Begin

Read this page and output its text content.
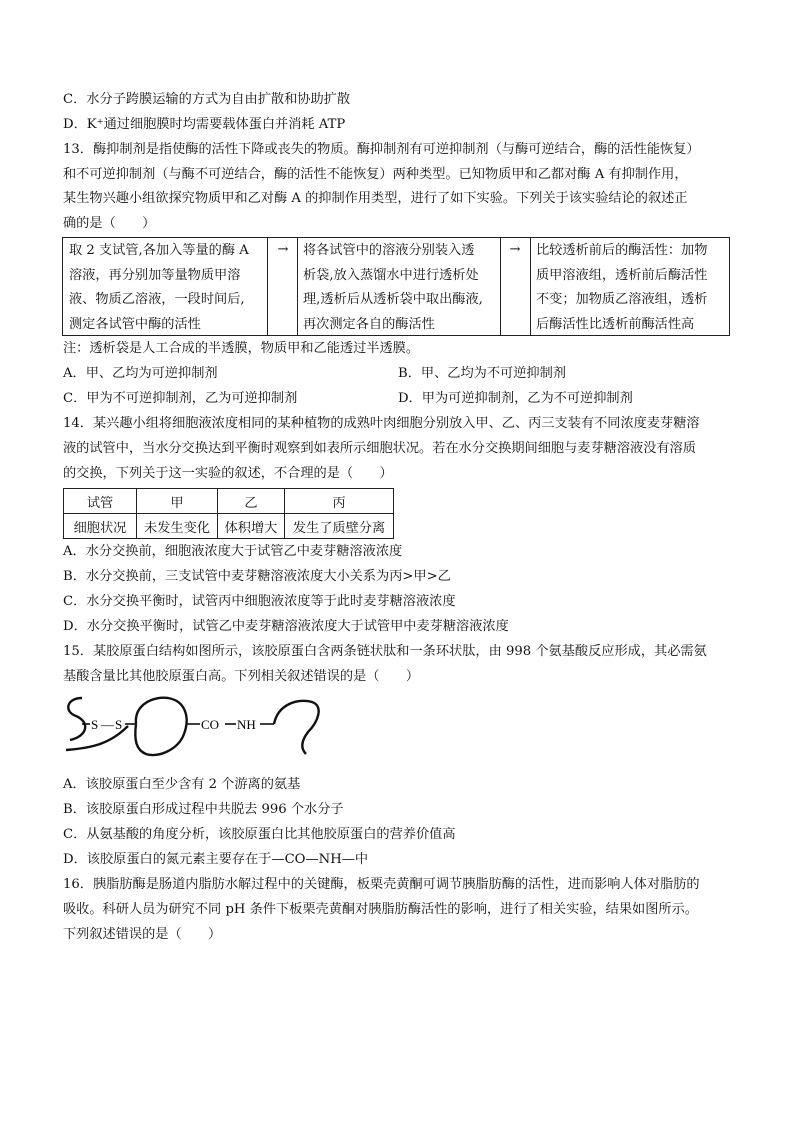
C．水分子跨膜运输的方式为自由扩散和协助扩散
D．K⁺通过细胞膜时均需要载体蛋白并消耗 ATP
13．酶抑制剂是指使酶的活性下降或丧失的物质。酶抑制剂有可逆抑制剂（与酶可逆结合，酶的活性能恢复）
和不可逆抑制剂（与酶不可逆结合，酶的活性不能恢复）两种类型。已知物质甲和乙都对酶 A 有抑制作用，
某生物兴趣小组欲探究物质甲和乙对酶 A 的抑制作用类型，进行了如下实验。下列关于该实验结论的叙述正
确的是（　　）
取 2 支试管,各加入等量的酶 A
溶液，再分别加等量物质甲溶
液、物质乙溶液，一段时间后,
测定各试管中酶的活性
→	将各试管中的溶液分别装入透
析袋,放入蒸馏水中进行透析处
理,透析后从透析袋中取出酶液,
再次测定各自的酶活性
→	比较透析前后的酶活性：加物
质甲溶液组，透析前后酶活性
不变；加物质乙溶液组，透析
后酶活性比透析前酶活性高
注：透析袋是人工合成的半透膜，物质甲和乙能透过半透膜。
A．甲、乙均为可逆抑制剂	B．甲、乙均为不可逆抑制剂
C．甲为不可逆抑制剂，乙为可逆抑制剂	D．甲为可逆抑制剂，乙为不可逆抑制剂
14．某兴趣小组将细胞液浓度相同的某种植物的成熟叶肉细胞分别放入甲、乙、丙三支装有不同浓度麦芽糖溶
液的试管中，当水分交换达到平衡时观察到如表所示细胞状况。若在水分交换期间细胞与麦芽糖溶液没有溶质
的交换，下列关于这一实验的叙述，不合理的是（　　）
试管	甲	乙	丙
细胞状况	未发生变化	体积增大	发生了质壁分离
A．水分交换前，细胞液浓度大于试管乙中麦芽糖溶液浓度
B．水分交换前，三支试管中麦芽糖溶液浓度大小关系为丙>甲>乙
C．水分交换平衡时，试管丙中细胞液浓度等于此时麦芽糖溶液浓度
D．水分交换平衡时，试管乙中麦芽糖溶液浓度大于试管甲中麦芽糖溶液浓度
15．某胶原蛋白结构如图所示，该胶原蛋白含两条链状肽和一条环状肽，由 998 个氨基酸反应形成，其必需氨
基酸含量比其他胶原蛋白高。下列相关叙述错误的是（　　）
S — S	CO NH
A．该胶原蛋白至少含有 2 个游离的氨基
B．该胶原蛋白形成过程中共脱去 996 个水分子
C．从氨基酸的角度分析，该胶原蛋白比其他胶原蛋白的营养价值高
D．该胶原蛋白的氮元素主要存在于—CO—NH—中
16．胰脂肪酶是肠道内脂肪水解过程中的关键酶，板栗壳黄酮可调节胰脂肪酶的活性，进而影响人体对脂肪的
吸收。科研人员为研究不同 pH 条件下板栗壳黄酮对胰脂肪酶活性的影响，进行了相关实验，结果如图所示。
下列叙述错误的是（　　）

End
Begin

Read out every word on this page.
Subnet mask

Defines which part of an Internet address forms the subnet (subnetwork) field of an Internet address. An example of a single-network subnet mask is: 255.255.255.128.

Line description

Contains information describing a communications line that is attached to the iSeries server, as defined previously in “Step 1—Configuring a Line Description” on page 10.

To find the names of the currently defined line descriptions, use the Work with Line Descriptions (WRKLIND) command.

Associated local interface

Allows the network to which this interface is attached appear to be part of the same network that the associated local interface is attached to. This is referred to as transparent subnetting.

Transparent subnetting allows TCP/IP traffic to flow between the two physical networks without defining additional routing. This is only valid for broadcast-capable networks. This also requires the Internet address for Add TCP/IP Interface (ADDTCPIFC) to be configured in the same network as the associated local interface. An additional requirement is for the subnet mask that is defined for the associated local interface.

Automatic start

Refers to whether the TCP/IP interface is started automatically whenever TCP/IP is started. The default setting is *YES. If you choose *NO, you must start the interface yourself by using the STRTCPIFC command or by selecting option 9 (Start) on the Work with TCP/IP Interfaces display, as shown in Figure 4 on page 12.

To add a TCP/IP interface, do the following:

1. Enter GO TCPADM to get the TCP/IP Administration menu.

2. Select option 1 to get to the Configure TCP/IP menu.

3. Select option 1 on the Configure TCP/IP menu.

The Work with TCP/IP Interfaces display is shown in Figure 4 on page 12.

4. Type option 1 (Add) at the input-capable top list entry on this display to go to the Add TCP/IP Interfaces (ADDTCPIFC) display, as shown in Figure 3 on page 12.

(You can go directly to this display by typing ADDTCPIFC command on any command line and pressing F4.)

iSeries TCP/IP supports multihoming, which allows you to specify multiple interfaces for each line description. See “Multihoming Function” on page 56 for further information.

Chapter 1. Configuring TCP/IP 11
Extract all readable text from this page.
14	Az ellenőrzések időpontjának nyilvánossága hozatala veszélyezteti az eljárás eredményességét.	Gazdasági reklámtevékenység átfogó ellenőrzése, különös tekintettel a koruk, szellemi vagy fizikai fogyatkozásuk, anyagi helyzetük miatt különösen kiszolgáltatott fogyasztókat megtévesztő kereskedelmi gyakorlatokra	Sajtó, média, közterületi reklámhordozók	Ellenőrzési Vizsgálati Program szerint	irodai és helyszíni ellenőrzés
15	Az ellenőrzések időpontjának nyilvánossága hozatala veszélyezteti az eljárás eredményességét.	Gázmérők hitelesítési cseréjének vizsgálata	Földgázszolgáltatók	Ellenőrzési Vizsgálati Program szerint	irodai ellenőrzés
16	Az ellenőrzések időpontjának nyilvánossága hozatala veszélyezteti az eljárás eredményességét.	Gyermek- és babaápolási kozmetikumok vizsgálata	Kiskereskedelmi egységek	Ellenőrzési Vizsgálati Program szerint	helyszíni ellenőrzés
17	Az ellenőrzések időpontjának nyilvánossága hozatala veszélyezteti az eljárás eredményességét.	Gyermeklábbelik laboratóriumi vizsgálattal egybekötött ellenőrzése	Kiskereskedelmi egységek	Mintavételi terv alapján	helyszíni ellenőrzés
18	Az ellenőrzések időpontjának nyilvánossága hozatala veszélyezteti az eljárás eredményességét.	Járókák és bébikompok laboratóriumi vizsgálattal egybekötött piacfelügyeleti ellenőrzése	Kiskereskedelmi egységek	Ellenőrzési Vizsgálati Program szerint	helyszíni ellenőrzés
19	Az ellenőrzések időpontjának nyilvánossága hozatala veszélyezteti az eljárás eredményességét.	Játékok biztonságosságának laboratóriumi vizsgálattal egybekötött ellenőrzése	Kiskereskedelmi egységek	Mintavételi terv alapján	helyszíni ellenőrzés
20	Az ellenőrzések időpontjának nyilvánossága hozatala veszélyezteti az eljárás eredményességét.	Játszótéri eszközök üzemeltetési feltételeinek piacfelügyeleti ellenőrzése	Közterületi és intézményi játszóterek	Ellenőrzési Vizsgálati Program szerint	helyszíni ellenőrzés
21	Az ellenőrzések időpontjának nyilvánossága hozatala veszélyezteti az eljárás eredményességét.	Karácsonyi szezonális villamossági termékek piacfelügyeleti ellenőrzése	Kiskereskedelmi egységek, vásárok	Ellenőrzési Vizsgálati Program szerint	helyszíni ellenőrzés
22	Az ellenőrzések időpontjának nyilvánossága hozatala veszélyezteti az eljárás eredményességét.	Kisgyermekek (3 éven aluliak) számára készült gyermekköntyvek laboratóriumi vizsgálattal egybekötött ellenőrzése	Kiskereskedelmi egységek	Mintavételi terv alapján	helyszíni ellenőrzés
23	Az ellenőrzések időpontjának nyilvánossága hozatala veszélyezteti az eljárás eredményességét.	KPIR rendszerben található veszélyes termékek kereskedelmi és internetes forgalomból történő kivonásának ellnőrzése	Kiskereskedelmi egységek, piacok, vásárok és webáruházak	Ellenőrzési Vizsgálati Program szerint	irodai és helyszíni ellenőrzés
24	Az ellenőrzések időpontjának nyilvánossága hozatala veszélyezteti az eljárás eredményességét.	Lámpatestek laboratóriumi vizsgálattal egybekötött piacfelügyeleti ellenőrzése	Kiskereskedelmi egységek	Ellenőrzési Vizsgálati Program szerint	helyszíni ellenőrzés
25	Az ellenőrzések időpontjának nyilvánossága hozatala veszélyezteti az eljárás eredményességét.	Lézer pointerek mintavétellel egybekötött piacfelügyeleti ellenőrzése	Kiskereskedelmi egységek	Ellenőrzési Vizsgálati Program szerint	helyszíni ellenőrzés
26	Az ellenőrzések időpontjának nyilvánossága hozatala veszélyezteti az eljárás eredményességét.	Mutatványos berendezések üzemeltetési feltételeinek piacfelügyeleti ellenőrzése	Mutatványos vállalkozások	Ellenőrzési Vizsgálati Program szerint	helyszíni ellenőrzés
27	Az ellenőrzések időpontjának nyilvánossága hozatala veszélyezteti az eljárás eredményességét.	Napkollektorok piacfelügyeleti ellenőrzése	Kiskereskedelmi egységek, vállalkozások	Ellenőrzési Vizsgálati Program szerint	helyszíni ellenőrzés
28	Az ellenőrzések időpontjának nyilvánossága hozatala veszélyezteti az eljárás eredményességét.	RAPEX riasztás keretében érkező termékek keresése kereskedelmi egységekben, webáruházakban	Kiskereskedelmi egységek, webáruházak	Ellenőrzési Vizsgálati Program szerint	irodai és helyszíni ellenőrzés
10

End
Begin

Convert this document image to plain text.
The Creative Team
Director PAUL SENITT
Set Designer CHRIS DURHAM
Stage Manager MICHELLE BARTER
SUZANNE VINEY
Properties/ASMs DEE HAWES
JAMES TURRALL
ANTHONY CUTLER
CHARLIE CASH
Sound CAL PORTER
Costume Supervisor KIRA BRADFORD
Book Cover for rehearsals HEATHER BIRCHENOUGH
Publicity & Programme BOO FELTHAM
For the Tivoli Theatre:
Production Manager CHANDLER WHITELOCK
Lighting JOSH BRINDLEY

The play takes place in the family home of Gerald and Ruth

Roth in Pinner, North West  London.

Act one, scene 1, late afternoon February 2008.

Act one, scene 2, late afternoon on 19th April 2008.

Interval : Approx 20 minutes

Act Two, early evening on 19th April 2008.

End

• DO THIS
Report the number of lines in the entries above that include the string "text". Give nothing but the number.

• RESPONSE
3